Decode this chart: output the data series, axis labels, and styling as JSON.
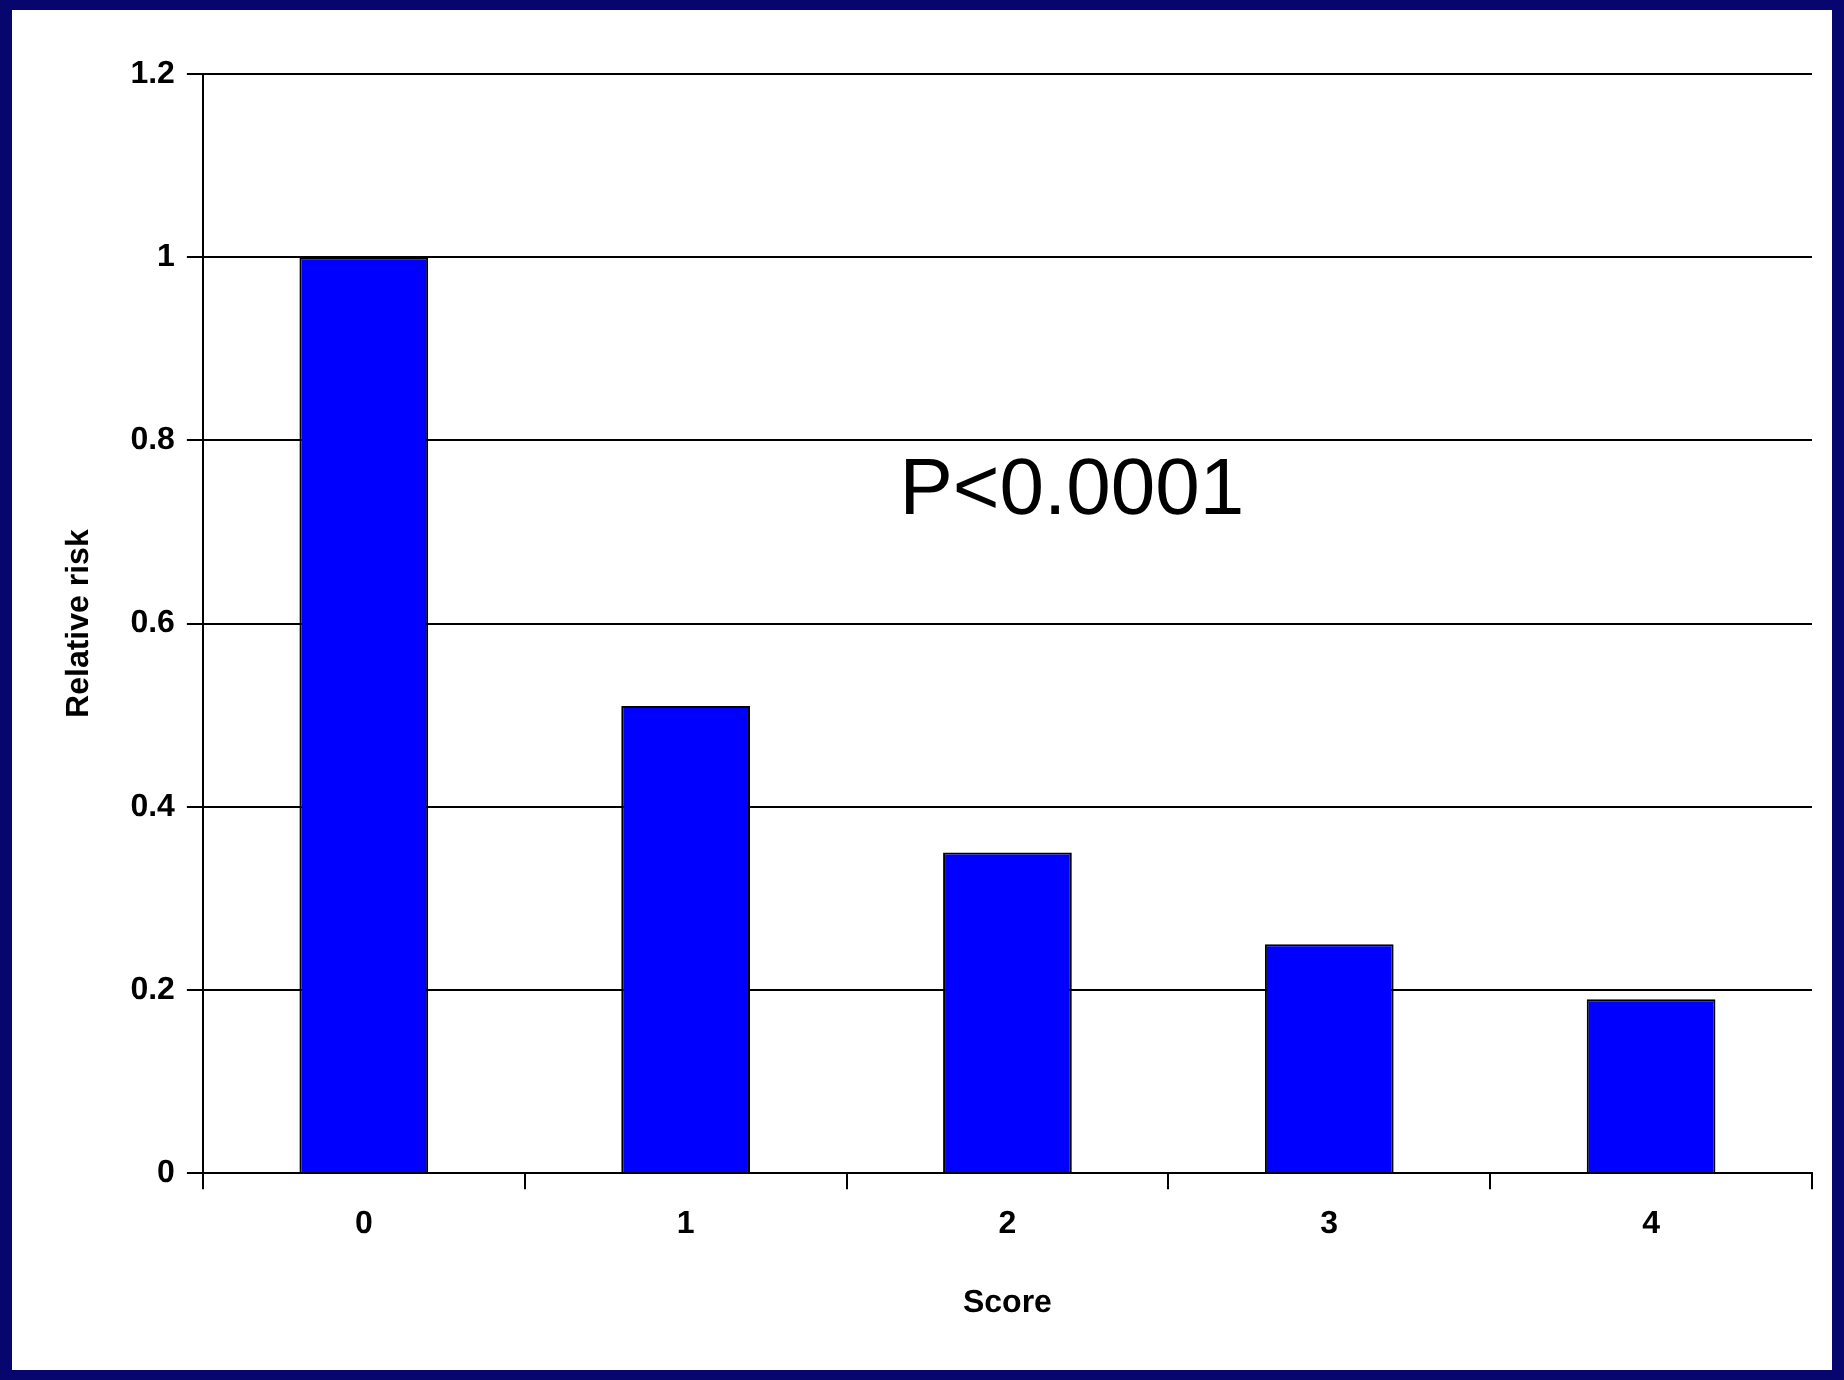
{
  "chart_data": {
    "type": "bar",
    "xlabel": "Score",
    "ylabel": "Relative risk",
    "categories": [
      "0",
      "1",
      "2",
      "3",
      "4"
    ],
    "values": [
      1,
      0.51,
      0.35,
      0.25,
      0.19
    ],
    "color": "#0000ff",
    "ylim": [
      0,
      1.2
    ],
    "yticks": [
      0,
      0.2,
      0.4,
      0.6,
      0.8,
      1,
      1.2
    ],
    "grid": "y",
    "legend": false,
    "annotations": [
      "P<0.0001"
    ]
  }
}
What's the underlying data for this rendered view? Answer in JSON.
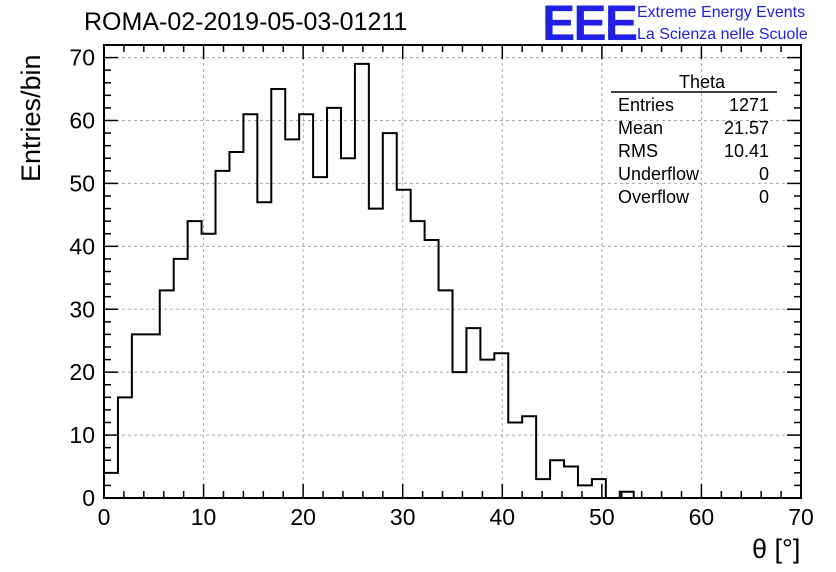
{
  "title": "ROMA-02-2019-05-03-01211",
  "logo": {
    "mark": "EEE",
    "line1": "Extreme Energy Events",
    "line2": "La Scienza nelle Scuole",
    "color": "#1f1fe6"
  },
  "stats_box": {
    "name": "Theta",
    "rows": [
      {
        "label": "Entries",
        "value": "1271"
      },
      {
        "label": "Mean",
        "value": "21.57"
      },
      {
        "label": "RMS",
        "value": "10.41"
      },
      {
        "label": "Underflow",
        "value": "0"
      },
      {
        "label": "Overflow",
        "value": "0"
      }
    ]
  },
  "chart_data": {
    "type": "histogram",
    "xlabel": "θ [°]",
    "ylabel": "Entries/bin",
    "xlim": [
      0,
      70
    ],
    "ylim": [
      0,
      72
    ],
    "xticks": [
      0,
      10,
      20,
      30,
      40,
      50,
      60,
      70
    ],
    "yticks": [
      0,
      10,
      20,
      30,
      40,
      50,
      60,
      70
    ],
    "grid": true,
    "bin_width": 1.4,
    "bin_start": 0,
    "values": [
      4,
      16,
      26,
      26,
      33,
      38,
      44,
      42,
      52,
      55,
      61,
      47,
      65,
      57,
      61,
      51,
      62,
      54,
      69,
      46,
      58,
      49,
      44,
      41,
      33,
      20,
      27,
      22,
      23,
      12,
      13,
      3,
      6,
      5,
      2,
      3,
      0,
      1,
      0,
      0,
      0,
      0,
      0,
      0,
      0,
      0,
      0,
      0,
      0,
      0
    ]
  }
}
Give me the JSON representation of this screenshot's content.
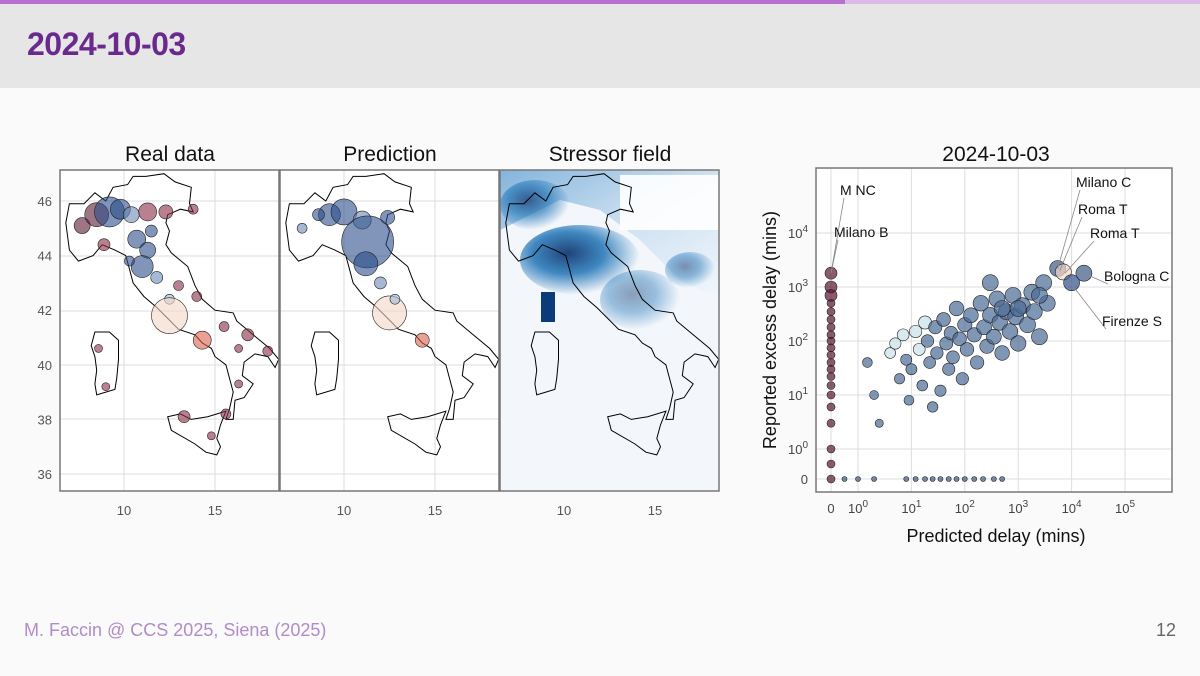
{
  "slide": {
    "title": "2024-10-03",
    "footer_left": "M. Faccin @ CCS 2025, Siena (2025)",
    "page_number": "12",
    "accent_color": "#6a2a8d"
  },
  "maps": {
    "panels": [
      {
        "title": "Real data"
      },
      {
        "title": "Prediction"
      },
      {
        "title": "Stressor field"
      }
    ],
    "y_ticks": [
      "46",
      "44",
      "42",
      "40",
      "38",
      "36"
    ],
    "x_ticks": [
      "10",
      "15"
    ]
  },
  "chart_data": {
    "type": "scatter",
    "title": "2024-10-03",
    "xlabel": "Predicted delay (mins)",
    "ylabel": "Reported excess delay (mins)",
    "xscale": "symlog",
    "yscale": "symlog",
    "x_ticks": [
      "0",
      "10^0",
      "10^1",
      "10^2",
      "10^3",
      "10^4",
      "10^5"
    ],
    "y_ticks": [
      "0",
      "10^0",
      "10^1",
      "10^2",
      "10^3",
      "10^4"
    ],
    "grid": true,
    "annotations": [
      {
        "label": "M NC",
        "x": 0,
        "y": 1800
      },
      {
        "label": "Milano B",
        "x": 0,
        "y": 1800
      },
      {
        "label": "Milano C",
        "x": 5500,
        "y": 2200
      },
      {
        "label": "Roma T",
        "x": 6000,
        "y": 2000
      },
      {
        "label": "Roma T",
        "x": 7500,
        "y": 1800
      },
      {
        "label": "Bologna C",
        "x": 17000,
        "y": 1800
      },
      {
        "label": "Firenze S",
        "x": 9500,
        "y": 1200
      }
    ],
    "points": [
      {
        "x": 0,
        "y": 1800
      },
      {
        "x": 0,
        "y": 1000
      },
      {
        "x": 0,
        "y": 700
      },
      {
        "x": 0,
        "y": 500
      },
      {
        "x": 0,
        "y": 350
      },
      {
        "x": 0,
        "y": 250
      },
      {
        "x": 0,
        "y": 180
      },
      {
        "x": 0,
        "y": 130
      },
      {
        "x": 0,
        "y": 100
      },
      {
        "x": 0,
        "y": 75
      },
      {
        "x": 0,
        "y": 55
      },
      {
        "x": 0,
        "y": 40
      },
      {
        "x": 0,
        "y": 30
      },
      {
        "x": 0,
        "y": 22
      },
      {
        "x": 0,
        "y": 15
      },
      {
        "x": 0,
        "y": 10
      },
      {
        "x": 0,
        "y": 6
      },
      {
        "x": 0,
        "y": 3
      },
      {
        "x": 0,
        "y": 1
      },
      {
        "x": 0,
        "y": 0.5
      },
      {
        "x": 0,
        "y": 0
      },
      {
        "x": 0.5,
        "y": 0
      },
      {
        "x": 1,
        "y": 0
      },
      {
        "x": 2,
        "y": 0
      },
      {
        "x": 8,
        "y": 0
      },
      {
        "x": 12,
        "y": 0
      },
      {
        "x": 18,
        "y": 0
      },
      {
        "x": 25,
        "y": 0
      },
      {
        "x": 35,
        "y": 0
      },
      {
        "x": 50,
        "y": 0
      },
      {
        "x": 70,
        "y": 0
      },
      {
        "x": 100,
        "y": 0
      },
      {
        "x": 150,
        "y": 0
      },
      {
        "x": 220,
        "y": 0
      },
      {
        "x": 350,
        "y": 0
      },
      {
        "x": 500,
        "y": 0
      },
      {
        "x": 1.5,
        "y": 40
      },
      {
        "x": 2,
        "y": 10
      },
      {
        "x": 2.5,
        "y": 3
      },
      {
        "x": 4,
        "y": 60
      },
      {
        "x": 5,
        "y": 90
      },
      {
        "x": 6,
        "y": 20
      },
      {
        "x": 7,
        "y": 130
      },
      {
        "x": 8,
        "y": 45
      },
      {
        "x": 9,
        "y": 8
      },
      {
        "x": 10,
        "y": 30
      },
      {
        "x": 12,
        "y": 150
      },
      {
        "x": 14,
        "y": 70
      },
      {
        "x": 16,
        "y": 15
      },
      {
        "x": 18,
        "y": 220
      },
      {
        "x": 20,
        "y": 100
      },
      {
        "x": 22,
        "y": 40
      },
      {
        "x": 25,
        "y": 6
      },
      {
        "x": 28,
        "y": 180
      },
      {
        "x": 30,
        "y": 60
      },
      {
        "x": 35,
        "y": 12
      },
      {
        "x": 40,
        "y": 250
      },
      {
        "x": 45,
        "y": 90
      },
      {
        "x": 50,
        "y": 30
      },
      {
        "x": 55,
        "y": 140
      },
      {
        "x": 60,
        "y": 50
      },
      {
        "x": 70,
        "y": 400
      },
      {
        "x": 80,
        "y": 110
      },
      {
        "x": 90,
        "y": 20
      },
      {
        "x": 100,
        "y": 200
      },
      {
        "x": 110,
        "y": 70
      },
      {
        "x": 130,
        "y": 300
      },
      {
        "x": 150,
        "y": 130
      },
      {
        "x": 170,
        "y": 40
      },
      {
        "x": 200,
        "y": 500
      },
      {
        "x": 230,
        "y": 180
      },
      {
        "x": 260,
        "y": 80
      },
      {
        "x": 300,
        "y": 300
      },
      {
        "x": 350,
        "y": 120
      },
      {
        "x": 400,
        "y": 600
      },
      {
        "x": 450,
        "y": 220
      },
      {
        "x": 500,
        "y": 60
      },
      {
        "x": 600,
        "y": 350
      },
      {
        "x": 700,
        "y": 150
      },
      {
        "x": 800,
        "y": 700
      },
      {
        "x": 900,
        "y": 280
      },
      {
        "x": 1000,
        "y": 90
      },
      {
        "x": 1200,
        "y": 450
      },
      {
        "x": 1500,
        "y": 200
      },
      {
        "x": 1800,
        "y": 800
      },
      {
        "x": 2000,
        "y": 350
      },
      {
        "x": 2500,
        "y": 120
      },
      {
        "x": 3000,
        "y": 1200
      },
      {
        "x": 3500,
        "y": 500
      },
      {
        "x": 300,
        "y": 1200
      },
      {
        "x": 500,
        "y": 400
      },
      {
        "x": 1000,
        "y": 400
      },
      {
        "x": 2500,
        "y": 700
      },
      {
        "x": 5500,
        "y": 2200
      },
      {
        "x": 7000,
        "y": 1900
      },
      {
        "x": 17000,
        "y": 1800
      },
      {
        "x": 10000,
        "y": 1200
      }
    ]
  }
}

········

In the records above, find each line that holds the word "mins"; copy all such lines.

◆ Task result
    "xlabel": "Predicted delay (mins)",
    "ylabel": "Reported excess delay (mins)",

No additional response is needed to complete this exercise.